WRITTEN TASK:
Among these lines, how many include "placeholder"? Answer only with the number.

Extracted data entries:
╔══

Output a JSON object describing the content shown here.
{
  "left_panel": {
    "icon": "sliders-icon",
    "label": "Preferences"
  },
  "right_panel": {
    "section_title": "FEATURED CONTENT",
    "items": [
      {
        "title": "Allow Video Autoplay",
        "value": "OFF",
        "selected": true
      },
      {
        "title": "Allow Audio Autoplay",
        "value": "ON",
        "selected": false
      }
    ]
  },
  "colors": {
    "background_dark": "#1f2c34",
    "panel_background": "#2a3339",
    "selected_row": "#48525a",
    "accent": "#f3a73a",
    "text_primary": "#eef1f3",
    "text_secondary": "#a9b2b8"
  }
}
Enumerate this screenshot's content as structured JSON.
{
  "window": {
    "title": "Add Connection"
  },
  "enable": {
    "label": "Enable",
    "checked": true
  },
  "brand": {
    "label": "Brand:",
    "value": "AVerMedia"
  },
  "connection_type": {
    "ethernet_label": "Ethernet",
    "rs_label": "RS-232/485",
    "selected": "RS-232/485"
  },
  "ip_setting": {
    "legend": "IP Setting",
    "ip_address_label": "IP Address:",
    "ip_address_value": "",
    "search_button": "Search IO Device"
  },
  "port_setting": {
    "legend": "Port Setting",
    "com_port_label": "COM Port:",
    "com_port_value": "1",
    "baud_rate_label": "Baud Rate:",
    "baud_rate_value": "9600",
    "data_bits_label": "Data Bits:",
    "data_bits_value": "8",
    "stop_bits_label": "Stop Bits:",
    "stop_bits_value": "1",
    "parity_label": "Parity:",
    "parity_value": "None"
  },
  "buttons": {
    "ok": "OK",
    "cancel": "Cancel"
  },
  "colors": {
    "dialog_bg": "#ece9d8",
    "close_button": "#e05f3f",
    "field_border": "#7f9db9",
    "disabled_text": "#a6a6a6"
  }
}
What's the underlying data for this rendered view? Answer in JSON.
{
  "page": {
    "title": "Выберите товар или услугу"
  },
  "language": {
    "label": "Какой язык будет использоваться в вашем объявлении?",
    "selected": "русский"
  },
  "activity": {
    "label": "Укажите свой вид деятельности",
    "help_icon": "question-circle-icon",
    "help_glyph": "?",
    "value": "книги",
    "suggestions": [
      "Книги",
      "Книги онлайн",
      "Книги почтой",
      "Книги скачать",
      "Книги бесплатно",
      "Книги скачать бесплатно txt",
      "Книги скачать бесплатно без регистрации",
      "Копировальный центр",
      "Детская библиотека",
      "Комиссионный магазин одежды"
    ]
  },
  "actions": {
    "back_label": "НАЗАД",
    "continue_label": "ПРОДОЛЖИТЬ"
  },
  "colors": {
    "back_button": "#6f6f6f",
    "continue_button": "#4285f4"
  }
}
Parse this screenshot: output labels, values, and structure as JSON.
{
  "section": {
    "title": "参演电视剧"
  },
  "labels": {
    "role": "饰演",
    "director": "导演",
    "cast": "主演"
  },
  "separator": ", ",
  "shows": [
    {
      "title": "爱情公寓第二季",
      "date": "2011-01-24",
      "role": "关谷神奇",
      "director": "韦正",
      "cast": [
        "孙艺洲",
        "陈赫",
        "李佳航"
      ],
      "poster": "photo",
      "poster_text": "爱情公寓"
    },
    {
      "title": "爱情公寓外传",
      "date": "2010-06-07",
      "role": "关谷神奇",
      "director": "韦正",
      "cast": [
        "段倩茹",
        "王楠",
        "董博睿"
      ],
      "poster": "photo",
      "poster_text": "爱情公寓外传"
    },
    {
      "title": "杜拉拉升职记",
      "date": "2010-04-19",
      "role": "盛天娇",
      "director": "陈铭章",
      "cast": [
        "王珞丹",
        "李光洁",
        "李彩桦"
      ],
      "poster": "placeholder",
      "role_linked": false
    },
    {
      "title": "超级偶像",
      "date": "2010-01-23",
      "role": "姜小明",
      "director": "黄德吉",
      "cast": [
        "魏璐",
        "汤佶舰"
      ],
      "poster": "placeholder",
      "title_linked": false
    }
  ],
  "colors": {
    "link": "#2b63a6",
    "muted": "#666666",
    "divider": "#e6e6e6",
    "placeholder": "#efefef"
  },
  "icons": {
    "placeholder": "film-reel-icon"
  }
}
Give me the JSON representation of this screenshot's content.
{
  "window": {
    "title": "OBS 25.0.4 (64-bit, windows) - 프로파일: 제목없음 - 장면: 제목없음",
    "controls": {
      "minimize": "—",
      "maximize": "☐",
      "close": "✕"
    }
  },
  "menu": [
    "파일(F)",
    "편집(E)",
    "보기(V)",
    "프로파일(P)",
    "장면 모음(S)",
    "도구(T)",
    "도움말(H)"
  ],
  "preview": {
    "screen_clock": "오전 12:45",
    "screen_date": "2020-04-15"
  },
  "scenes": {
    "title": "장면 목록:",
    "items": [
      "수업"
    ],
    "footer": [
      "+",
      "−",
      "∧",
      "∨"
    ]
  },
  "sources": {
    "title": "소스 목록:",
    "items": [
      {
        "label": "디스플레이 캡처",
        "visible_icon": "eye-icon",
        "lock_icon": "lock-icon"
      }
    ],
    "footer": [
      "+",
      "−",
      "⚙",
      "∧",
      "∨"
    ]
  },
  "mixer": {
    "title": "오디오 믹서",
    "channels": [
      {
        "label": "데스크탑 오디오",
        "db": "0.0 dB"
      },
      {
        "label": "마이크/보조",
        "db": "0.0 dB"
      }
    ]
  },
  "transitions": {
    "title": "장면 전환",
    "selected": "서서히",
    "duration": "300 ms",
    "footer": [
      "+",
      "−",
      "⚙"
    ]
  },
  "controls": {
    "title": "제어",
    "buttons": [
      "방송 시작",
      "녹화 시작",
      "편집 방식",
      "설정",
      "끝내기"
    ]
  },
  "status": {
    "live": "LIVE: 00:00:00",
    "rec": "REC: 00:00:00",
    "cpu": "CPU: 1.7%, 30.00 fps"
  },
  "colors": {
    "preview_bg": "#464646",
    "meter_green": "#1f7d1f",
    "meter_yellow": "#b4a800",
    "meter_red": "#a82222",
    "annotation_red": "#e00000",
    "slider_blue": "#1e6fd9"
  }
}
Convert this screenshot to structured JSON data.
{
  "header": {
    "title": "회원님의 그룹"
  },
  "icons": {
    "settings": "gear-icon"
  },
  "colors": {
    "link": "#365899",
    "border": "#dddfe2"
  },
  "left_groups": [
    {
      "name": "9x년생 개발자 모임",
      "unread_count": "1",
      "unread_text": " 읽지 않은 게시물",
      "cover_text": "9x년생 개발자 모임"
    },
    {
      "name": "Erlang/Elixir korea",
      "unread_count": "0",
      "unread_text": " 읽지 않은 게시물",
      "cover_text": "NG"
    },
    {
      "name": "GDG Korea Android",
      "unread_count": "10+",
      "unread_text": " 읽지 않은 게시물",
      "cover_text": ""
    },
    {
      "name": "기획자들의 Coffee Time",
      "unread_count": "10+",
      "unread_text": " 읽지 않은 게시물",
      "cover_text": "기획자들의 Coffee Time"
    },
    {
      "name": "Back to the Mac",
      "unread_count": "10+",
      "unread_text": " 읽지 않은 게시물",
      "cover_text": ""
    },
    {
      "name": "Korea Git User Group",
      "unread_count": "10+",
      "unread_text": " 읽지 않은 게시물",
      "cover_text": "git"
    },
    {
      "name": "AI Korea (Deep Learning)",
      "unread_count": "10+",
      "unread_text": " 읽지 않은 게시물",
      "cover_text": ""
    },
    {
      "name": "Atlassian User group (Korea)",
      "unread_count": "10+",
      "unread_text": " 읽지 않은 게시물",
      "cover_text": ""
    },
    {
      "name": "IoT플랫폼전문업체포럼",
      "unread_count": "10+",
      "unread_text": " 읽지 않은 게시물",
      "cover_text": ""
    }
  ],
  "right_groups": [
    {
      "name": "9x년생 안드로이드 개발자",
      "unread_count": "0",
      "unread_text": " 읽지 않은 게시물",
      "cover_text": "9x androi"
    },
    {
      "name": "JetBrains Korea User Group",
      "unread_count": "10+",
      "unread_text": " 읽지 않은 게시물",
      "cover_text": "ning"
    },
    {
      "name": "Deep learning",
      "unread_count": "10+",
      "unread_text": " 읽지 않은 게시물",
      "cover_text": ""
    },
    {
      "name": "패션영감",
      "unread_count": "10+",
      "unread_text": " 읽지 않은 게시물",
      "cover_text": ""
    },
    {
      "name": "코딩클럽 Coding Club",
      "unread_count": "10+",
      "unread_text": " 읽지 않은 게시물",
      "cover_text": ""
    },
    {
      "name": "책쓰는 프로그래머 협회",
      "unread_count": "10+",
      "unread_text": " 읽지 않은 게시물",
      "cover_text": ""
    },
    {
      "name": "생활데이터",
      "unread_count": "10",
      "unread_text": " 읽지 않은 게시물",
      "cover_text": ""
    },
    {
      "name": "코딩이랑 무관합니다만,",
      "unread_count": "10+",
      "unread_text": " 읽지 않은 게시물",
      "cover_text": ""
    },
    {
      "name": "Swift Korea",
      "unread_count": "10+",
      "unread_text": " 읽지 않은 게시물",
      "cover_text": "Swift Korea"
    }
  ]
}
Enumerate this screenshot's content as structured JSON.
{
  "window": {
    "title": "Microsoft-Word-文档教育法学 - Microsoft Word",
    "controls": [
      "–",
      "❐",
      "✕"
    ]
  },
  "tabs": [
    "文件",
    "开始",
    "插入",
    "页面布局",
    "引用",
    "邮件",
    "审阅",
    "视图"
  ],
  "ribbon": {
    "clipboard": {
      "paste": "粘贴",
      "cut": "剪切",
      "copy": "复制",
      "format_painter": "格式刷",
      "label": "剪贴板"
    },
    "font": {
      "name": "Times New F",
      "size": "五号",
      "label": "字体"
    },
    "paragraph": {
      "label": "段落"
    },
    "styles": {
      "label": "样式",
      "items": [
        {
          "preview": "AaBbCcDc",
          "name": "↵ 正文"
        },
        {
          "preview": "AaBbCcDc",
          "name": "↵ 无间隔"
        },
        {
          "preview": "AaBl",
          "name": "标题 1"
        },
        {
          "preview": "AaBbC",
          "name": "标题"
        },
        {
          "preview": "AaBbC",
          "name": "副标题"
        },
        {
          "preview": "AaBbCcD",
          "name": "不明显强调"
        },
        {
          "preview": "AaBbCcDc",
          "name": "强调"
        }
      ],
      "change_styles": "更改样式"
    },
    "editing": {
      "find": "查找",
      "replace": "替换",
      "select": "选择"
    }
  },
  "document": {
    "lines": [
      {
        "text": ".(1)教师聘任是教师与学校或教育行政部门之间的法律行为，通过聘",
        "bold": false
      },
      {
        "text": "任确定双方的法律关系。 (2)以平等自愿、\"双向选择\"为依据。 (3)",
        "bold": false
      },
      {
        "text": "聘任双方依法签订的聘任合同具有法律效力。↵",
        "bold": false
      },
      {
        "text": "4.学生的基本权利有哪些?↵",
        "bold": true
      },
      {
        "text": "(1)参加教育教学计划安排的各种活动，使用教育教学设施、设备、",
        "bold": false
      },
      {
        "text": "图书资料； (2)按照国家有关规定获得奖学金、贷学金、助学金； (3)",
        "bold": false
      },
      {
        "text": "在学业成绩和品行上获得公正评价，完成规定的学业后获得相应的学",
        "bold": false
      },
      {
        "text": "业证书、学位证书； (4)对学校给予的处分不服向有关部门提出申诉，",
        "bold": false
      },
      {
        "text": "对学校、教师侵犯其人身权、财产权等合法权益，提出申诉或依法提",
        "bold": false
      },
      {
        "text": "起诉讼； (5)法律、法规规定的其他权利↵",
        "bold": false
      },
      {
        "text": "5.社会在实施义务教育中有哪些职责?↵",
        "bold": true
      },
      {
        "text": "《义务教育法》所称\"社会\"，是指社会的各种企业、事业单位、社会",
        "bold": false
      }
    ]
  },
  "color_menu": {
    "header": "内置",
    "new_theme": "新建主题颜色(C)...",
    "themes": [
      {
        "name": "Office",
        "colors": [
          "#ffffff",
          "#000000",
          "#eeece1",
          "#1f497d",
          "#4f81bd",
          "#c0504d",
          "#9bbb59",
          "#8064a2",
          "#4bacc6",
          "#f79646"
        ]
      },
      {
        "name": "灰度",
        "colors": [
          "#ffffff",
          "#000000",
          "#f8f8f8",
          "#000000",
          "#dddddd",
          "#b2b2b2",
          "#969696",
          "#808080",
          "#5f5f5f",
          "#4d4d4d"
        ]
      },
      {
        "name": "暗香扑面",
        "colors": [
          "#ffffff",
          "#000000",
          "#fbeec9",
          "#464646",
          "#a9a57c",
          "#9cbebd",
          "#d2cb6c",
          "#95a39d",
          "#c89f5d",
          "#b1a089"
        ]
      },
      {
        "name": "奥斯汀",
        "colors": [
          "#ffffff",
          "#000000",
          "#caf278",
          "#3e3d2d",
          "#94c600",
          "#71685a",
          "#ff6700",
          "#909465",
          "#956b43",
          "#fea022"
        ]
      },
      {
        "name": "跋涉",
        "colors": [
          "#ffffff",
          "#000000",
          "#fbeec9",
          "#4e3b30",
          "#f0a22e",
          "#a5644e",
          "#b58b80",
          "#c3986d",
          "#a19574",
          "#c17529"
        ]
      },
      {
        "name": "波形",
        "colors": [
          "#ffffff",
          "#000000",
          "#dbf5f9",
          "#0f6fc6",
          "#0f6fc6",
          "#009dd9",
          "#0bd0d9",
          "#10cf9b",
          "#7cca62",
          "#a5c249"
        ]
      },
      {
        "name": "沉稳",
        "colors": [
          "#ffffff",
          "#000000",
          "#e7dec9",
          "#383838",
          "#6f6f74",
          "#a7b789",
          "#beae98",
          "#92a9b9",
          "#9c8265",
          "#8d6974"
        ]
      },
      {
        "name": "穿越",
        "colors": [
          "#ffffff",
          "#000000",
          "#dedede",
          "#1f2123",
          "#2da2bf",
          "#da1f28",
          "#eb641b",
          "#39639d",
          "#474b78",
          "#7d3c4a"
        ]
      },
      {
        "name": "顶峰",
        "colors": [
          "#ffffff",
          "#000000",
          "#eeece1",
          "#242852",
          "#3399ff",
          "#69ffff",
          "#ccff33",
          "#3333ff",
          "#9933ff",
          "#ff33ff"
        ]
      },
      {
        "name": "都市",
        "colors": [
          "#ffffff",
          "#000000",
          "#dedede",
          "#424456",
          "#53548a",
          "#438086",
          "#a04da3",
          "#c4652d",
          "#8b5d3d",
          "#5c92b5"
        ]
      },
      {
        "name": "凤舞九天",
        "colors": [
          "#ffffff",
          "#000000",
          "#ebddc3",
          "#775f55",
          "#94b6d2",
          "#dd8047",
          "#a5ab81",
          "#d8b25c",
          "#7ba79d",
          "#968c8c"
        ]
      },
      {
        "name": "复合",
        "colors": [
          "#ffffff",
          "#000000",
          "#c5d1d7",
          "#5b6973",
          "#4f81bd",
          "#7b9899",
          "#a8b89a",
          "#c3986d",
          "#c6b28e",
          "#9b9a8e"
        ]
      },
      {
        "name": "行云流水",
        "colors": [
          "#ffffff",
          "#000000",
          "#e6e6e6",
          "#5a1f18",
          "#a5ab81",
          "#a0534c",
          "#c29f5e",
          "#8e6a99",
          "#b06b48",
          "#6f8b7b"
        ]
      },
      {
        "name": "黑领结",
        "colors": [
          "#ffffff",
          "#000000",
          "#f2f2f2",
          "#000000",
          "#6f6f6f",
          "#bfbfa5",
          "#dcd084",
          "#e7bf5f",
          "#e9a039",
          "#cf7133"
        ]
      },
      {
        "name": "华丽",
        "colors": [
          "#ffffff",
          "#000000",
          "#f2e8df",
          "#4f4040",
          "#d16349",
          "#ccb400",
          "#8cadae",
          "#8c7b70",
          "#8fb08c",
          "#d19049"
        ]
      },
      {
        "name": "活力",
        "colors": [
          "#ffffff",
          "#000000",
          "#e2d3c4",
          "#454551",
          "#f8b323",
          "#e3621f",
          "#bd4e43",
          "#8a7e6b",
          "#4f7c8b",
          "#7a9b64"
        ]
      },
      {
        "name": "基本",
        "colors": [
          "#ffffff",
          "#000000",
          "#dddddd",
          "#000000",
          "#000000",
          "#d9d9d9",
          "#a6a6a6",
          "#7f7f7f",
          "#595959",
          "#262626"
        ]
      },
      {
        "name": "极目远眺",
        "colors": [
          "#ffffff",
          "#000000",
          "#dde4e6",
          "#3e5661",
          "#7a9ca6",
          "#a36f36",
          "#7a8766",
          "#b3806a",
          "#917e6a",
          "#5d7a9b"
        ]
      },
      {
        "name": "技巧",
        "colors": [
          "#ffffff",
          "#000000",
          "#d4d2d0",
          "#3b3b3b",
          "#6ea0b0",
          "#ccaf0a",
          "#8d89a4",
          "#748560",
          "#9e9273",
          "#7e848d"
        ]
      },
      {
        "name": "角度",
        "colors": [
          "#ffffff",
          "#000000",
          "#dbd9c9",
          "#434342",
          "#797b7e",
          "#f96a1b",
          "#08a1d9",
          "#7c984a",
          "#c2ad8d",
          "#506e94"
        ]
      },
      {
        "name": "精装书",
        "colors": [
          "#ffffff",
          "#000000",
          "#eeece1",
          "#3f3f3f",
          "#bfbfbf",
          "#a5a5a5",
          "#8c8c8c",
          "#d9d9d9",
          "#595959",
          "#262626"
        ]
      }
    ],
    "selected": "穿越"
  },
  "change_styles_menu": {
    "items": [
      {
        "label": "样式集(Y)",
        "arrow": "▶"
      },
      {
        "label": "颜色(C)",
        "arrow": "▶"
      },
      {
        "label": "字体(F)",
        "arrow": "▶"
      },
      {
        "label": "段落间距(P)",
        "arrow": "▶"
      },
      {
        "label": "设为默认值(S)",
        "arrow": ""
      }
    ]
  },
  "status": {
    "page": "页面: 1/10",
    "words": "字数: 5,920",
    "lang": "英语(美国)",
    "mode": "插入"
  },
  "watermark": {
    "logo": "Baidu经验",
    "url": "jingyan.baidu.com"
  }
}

╚══

COMPLETED TASK:
4